• _What is asked_: In the entries below, count every line containing "house". Reply with the number alone.
— Start of Task data —
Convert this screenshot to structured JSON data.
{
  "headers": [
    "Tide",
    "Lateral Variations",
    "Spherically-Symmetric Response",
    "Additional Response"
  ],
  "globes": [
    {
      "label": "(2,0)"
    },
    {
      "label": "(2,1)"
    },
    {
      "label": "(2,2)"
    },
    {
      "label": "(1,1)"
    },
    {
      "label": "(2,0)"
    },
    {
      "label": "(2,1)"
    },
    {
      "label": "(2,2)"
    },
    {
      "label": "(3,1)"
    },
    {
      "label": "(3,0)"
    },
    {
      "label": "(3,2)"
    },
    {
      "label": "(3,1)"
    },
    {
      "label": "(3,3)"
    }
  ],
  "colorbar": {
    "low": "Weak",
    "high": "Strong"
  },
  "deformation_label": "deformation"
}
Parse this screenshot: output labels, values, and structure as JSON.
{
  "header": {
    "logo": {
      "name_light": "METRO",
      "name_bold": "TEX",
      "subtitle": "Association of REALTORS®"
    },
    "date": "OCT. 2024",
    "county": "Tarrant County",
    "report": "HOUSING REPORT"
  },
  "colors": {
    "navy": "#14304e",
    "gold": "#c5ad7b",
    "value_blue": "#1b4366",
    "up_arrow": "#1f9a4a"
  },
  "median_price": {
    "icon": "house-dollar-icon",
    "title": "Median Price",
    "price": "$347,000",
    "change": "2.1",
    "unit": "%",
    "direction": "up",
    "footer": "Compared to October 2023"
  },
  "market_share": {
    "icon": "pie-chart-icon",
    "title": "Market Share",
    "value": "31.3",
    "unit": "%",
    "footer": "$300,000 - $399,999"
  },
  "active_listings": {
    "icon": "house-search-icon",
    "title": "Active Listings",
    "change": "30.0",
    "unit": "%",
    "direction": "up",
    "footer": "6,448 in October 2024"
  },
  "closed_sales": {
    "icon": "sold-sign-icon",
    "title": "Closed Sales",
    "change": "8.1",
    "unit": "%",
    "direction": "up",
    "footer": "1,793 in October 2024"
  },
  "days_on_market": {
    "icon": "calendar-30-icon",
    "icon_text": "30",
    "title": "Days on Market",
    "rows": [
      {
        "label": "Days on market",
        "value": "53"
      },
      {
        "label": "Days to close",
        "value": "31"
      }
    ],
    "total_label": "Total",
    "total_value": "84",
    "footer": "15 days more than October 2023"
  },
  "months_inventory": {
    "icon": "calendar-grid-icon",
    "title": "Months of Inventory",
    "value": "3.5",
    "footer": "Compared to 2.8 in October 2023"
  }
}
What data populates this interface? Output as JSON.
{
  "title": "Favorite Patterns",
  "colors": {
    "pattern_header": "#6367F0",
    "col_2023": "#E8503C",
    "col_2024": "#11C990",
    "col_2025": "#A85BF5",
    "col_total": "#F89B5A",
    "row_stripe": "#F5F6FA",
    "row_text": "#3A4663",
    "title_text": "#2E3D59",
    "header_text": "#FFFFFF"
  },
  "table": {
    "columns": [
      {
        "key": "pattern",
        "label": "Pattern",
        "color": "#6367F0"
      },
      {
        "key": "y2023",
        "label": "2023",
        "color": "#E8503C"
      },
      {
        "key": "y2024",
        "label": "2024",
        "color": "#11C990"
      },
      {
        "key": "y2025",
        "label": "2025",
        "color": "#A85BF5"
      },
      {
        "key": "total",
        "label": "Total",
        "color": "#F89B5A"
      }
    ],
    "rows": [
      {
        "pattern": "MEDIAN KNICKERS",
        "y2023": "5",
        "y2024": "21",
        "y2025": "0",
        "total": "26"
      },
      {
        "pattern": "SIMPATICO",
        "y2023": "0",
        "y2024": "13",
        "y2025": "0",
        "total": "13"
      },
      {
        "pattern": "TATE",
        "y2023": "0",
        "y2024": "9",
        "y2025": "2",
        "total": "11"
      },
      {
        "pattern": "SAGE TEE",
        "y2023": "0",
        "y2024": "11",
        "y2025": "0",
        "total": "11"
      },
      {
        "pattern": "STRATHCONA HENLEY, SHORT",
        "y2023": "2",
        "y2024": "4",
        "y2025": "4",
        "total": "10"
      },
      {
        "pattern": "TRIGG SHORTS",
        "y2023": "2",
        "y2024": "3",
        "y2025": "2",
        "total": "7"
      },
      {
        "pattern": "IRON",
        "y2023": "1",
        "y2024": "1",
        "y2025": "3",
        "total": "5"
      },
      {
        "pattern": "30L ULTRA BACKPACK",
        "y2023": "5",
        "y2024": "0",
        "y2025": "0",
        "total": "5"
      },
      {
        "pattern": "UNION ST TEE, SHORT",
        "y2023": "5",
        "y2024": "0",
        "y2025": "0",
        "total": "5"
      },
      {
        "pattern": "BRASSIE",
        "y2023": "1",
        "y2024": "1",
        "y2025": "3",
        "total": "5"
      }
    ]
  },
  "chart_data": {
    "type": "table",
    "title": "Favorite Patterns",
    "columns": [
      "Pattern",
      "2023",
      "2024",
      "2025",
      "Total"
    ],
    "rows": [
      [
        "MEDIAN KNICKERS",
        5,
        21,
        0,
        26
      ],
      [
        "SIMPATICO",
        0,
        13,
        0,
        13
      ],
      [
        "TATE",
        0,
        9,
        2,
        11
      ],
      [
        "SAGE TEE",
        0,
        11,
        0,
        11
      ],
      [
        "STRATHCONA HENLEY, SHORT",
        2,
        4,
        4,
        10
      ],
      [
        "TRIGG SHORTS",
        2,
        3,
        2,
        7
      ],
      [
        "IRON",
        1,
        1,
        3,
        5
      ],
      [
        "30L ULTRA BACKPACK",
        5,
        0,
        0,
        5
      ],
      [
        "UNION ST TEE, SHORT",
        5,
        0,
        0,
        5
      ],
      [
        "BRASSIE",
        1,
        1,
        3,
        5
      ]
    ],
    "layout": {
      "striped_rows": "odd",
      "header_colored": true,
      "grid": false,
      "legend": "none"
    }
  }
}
— End of Task data —
• _Solution below_: 2